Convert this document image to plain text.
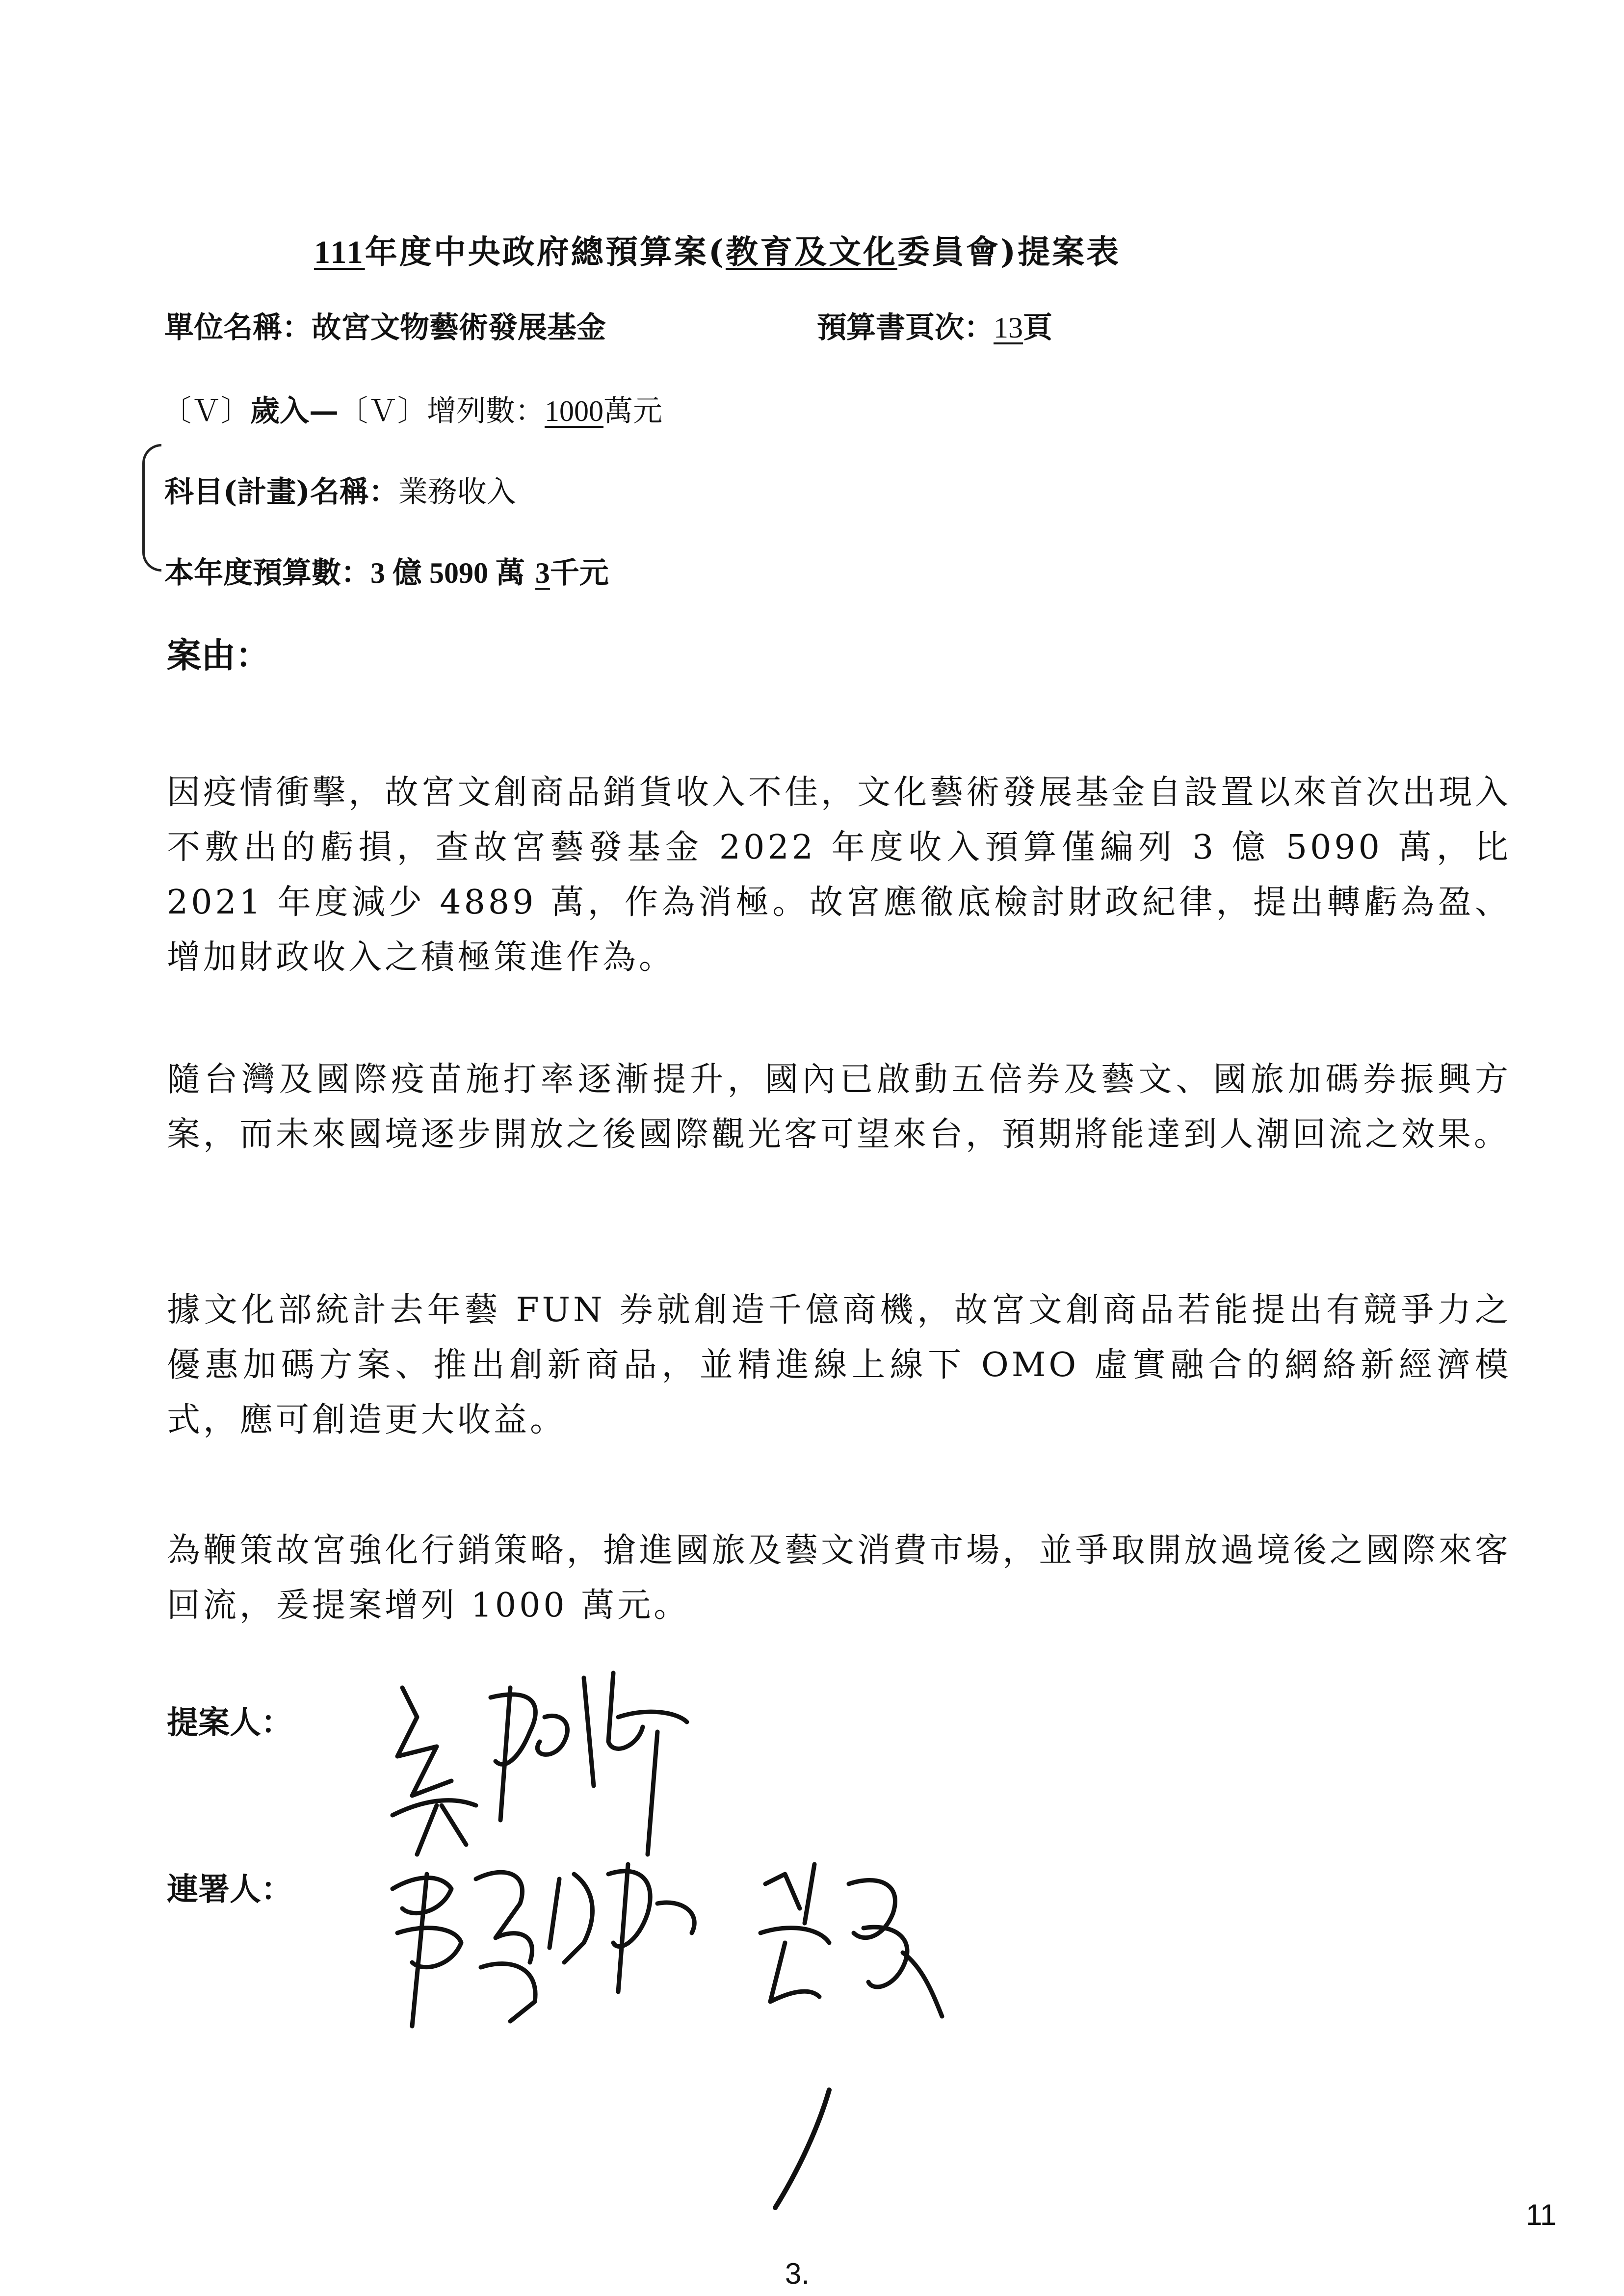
111年度中央政府總預算案(教育及文化委員會)提案表
單位名稱：故宮文物藝術發展基金	預算書頁次：13頁
〔Ｖ〕歲入—〔Ｖ〕增列數：1000萬元
科目(計畫)名稱：業務收入
本年度預算數：3 億 5090 萬 3千元
案由：

因疫情衝擊，故宮文創商品銷貨收入不佳，文化藝術發展基金自設置以來首次出現入不敷出的虧損，查故宮藝發基金 2022 年度收入預算僅編列 3 億 5090 萬，比 2021 年度減少 4889 萬，作為消極。故宮應徹底檢討財政紀律，提出轉虧為盈、增加財政收入之積極策進作為。

隨台灣及國際疫苗施打率逐漸提升，國內已啟動五倍券及藝文、國旅加碼券振興方案，而未來國境逐步開放之後國際觀光客可望來台，預期將能達到人潮回流之效果。

據文化部統計去年藝 FUN 券就創造千億商機，故宮文創商品若能提出有競爭力之優惠加碼方案、推出創新商品，並精進線上線下 OMO 虛實融合的網絡新經濟模式，應可創造更大收益。

為鞭策故宮強化行銷策略，搶進國旅及藝文消費市場，並爭取開放過境後之國際來客回流，爰提案增列 1000 萬元。

提案人：
連署人：
3.
11
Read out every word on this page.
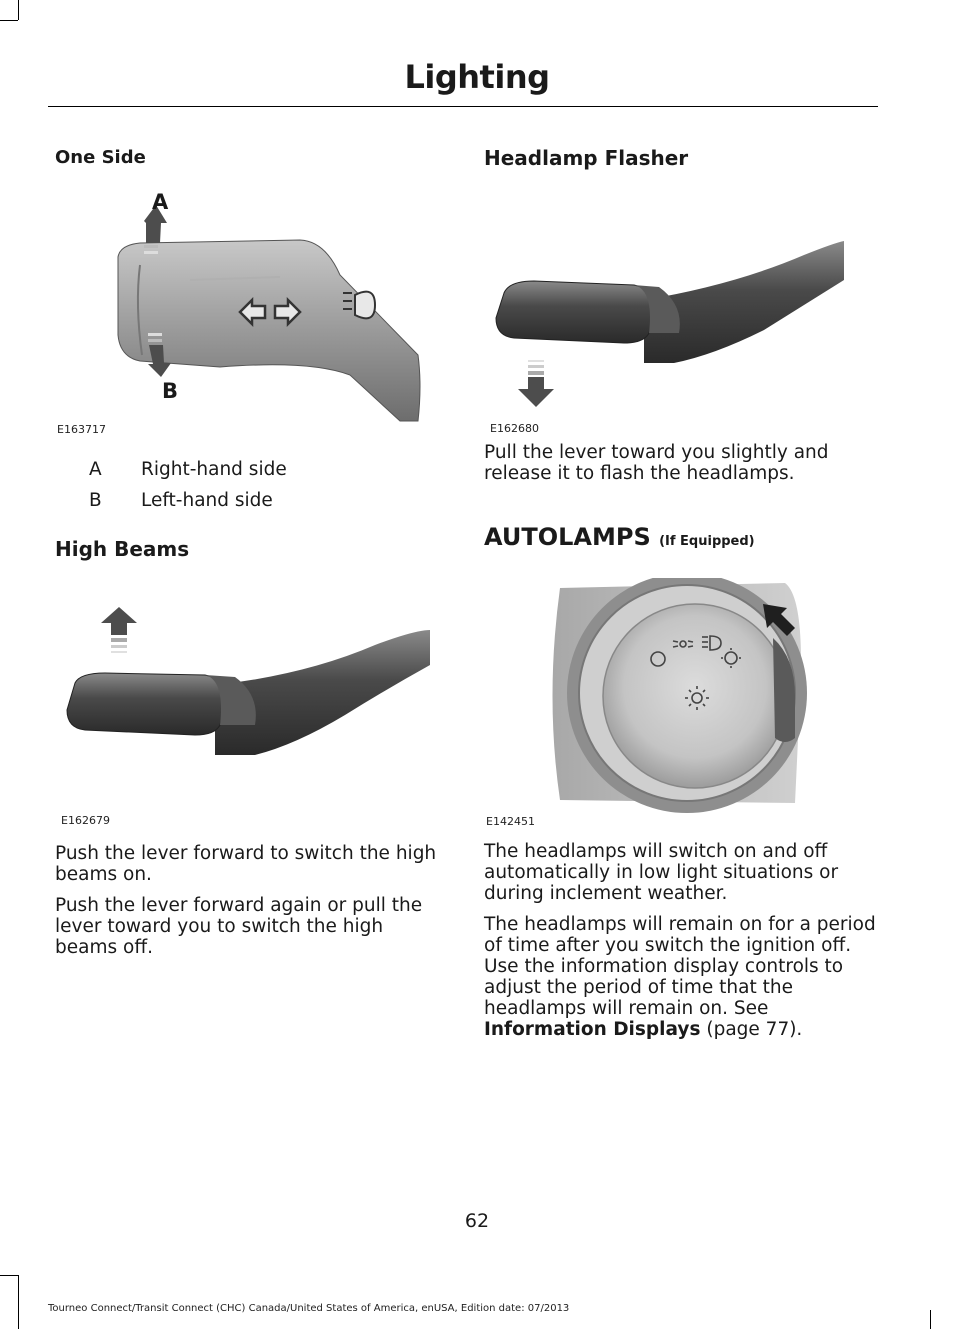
Lighting
One Side
A
B
E163717
A Right-hand side
B Left-hand side
High Beams
E162679
Push the lever forward to switch the high beams on.
Push the lever forward again or pull the lever toward you to switch the high beams off.
Headlamp Flasher
E162680
Pull the lever toward you slightly and release it to flash the headlamps.
AUTOLAMPS (If Equipped)
E142451
The headlamps will switch on and off automatically in low light situations or during inclement weather.
The headlamps will remain on for a period of time after you switch the ignition off. Use the information display controls to adjust the period of time that the headlamps will remain on. See Information Displays (page 77).
62
Tourneo Connect/Transit Connect (CHC) Canada/United States of America, enUSA, Edition date: 07/2013
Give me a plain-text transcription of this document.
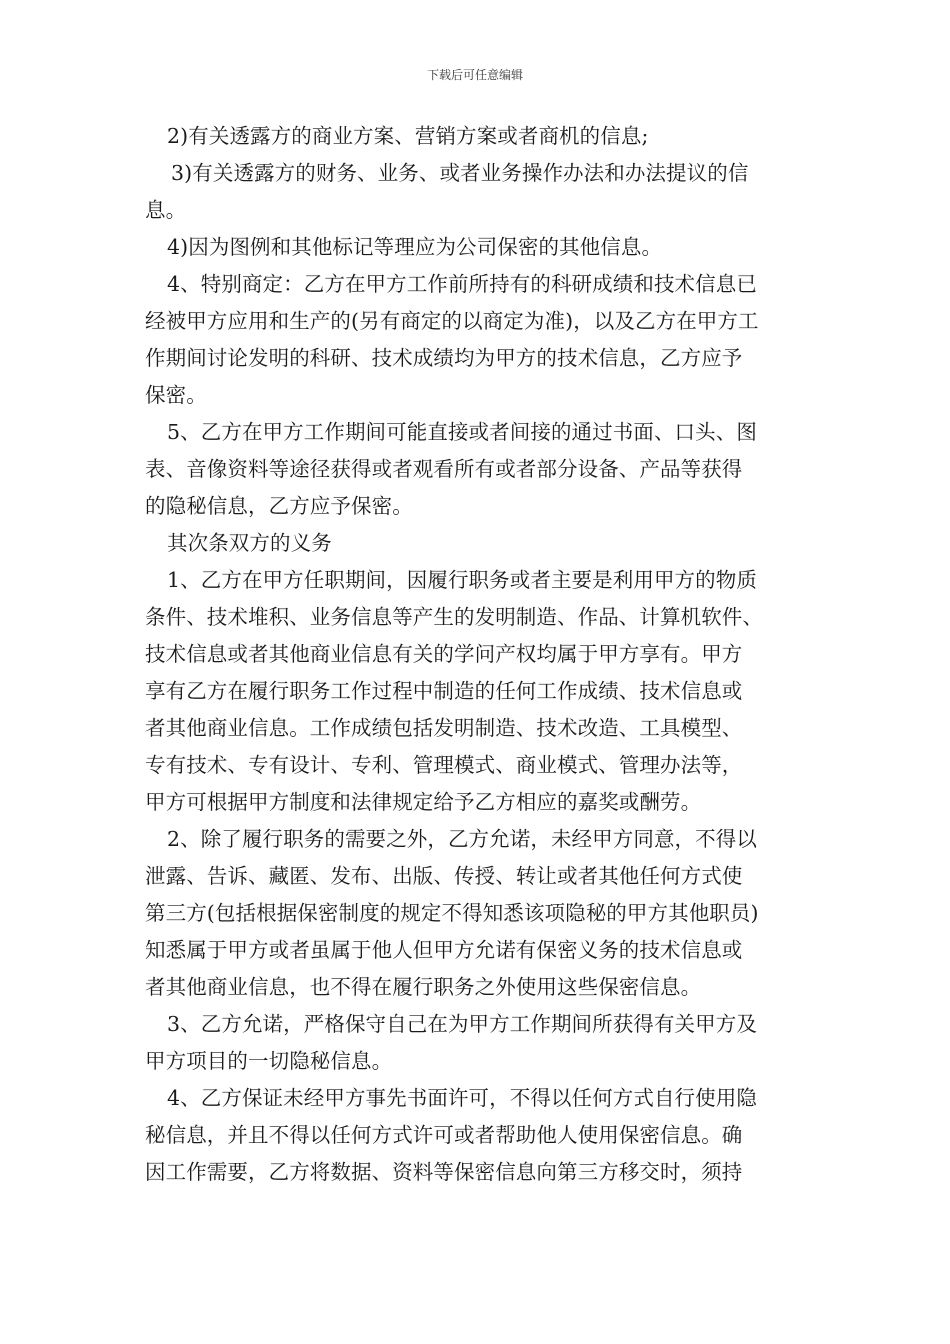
下载后可任意编辑
2)有关透露方的商业方案、营销方案或者商机的信息;
3)有关透露方的财务、业务、或者业务操作办法和办法提议的信
息。
4)因为图例和其他标记等理应为公司保密的其他信息。
4、特别商定：乙方在甲方工作前所持有的科研成绩和技术信息已
经被甲方应用和生产的(另有商定的以商定为准)，以及乙方在甲方工
作期间讨论发明的科研、技术成绩均为甲方的技术信息，乙方应予
保密。
5、乙方在甲方工作期间可能直接或者间接的通过书面、口头、图
表、音像资料等途径获得或者观看所有或者部分设备、产品等获得
的隐秘信息，乙方应予保密。
其次条双方的义务
1、乙方在甲方任职期间，因履行职务或者主要是利用甲方的物质
条件、技术堆积、业务信息等产生的发明制造、作品、计算机软件、
技术信息或者其他商业信息有关的学问产权均属于甲方享有。甲方
享有乙方在履行职务工作过程中制造的任何工作成绩、技术信息或
者其他商业信息。工作成绩包括发明制造、技术改造、工具模型、
专有技术、专有设计、专利、管理模式、商业模式、管理办法等，
甲方可根据甲方制度和法律规定给予乙方相应的嘉奖或酬劳。
2、除了履行职务的需要之外，乙方允诺，未经甲方同意，不得以
泄露、告诉、藏匿、发布、出版、传授、转让或者其他任何方式使
第三方(包括根据保密制度的规定不得知悉该项隐秘的甲方其他职员)
知悉属于甲方或者虽属于他人但甲方允诺有保密义务的技术信息或
者其他商业信息，也不得在履行职务之外使用这些保密信息。
3、乙方允诺，严格保守自己在为甲方工作期间所获得有关甲方及
甲方项目的一切隐秘信息。
4、乙方保证未经甲方事先书面许可，不得以任何方式自行使用隐
秘信息，并且不得以任何方式许可或者帮助他人使用保密信息。确
因工作需要，乙方将数据、资料等保密信息向第三方移交时，须持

========================================

● What this task involves
Using the material above, retype each entry exactly and omit the pictures.

● Written response
Convert this document image to plain text.
111年度中央政府總預算案(教育及文化委員會)提案表
單位名稱：故宮文物藝術發展基金	預算書頁次：13頁
〔Ｖ〕歲入—〔Ｖ〕增列數：1000萬元
科目(計畫)名稱：業務收入
本年度預算數：3 億 5090 萬 3千元
案由：

因疫情衝擊，故宮文創商品銷貨收入不佳，文化藝術發展基金自設置以來首次出現入不敷出的虧損，查故宮藝發基金 2022 年度收入預算僅編列 3 億 5090 萬，比 2021 年度減少 4889 萬，作為消極。故宮應徹底檢討財政紀律，提出轉虧為盈、增加財政收入之積極策進作為。

隨台灣及國際疫苗施打率逐漸提升，國內已啟動五倍券及藝文、國旅加碼券振興方案，而未來國境逐步開放之後國際觀光客可望來台，預期將能達到人潮回流之效果。

據文化部統計去年藝 FUN 券就創造千億商機，故宮文創商品若能提出有競爭力之優惠加碼方案、推出創新商品，並精進線上線下 OMO 虛實融合的網絡新經濟模式，應可創造更大收益。

為鞭策故宮強化行銷策略，搶進國旅及藝文消費市場，並爭取開放過境後之國際來客回流，爰提案增列 1000 萬元。

提案人：
連署人：
3.
11
Read out every word on this page.
Lighting
One Side
A
B
E163717
A Right-hand side
B Left-hand side
High Beams
E162679
Push the lever forward to switch the high beams on.
Push the lever forward again or pull the lever toward you to switch the high beams off.
Headlamp Flasher
E162680
Pull the lever toward you slightly and release it to flash the headlamps.
AUTOLAMPS (If Equipped)
E142451
The headlamps will switch on and off automatically in low light situations or during inclement weather.
The headlamps will remain on for a period of time after you switch the ignition off. Use the information display controls to adjust the period of time that the headlamps will remain on. See Information Displays (page 77).
62
Tourneo Connect/Transit Connect (CHC) Canada/United States of America, enUSA, Edition date: 07/2013
Give me a plain-text transcription of this document.
下载后可任意编辑
2)有关透露方的商业方案、营销方案或者商机的信息;
3)有关透露方的财务、业务、或者业务操作办法和办法提议的信
息。
4)因为图例和其他标记等理应为公司保密的其他信息。
4、特别商定：乙方在甲方工作前所持有的科研成绩和技术信息已
经被甲方应用和生产的(另有商定的以商定为准)，以及乙方在甲方工
作期间讨论发明的科研、技术成绩均为甲方的技术信息，乙方应予
保密。
5、乙方在甲方工作期间可能直接或者间接的通过书面、口头、图
表、音像资料等途径获得或者观看所有或者部分设备、产品等获得
的隐秘信息，乙方应予保密。
其次条双方的义务
1、乙方在甲方任职期间，因履行职务或者主要是利用甲方的物质
条件、技术堆积、业务信息等产生的发明制造、作品、计算机软件、
技术信息或者其他商业信息有关的学问产权均属于甲方享有。甲方
享有乙方在履行职务工作过程中制造的任何工作成绩、技术信息或
者其他商业信息。工作成绩包括发明制造、技术改造、工具模型、
专有技术、专有设计、专利、管理模式、商业模式、管理办法等，
甲方可根据甲方制度和法律规定给予乙方相应的嘉奖或酬劳。
2、除了履行职务的需要之外，乙方允诺，未经甲方同意，不得以
泄露、告诉、藏匿、发布、出版、传授、转让或者其他任何方式使
第三方(包括根据保密制度的规定不得知悉该项隐秘的甲方其他职员)
知悉属于甲方或者虽属于他人但甲方允诺有保密义务的技术信息或
者其他商业信息，也不得在履行职务之外使用这些保密信息。
3、乙方允诺，严格保守自己在为甲方工作期间所获得有关甲方及
甲方项目的一切隐秘信息。
4、乙方保证未经甲方事先书面许可，不得以任何方式自行使用隐
秘信息，并且不得以任何方式许可或者帮助他人使用保密信息。确
因工作需要，乙方将数据、资料等保密信息向第三方移交时，须持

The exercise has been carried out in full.